TASK DIRECTIONS: Rewrite the data from its first line through the line with "section-4-title: Uczestnictwo w", replacing "components" with "elements" and leaving everything else unchanged.

(Excerpt from a dataset)
-- start --
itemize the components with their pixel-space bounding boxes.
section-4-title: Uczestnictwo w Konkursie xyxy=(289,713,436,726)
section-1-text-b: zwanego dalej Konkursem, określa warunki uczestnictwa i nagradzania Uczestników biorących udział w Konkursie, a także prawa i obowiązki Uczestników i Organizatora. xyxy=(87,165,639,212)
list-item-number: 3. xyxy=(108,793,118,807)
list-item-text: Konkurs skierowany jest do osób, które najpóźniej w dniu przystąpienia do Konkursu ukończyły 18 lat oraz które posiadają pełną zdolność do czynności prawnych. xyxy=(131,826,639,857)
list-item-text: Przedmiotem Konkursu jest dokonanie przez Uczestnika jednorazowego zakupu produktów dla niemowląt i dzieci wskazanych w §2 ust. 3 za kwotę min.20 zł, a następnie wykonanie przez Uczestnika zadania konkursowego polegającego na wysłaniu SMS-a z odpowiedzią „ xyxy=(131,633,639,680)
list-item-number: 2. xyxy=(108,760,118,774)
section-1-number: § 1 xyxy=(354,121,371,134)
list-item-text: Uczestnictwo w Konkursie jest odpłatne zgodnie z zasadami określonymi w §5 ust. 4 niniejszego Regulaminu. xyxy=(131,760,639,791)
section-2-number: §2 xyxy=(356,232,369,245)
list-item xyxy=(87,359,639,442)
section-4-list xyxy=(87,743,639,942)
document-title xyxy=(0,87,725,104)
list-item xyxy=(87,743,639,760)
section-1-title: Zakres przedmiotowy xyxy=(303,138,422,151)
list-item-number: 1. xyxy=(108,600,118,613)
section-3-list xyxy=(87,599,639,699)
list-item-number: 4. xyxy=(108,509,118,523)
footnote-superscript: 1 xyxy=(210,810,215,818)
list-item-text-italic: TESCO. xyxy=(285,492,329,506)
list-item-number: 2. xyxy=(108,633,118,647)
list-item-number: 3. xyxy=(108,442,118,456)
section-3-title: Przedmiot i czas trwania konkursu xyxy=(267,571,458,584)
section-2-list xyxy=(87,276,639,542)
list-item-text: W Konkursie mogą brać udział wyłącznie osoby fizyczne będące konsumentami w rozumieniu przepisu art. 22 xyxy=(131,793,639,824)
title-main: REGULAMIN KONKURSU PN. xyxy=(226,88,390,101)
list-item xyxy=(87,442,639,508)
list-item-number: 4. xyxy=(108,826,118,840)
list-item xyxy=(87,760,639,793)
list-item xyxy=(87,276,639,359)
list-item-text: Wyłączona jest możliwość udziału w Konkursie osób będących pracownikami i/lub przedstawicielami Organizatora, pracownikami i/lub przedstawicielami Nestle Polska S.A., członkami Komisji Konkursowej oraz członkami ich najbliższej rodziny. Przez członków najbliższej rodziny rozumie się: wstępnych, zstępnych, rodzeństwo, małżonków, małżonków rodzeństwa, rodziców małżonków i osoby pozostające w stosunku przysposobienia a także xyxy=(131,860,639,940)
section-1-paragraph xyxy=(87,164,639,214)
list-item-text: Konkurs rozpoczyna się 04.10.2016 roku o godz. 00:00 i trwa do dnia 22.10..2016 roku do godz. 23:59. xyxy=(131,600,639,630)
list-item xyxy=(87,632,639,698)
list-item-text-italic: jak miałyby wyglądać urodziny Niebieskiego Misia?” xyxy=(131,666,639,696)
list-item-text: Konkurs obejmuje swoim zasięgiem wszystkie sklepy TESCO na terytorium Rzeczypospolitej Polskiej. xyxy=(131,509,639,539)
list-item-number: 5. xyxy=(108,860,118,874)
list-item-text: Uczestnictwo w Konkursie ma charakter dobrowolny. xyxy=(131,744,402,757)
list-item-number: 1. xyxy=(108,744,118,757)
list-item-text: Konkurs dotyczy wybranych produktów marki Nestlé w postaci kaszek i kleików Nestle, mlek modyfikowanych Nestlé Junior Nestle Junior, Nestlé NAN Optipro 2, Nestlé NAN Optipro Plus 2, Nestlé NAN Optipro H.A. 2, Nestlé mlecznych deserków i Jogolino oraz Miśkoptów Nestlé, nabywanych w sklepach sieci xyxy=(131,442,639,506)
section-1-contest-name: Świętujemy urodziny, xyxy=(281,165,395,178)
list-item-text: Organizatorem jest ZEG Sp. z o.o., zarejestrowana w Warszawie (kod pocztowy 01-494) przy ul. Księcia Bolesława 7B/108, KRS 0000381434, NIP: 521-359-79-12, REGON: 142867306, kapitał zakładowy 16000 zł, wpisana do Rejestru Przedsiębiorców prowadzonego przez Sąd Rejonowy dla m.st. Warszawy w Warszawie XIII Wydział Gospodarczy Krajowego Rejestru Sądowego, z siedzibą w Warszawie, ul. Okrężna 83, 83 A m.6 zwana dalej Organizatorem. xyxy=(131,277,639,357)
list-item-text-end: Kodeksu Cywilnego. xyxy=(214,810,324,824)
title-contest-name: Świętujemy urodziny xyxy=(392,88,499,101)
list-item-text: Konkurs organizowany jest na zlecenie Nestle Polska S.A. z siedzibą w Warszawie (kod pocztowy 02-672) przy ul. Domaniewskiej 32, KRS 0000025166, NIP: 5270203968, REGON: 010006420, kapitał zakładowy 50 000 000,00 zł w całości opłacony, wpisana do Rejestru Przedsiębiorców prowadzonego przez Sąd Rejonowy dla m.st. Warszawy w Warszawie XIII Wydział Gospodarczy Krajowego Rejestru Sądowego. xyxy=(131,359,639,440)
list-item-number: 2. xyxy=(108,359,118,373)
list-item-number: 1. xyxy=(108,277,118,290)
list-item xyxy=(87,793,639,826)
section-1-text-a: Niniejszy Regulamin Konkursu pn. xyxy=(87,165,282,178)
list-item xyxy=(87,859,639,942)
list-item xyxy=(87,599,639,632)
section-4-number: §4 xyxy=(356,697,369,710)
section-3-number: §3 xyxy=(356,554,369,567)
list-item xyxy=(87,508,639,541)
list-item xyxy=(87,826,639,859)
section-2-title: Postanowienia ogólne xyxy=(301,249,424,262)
-- end --
RESPONSE TO THIS EXERCISE:
itemize the elements with their pixel-space bounding boxes.
section-4-title: Uczestnictwo w Konkursie xyxy=(289,713,436,726)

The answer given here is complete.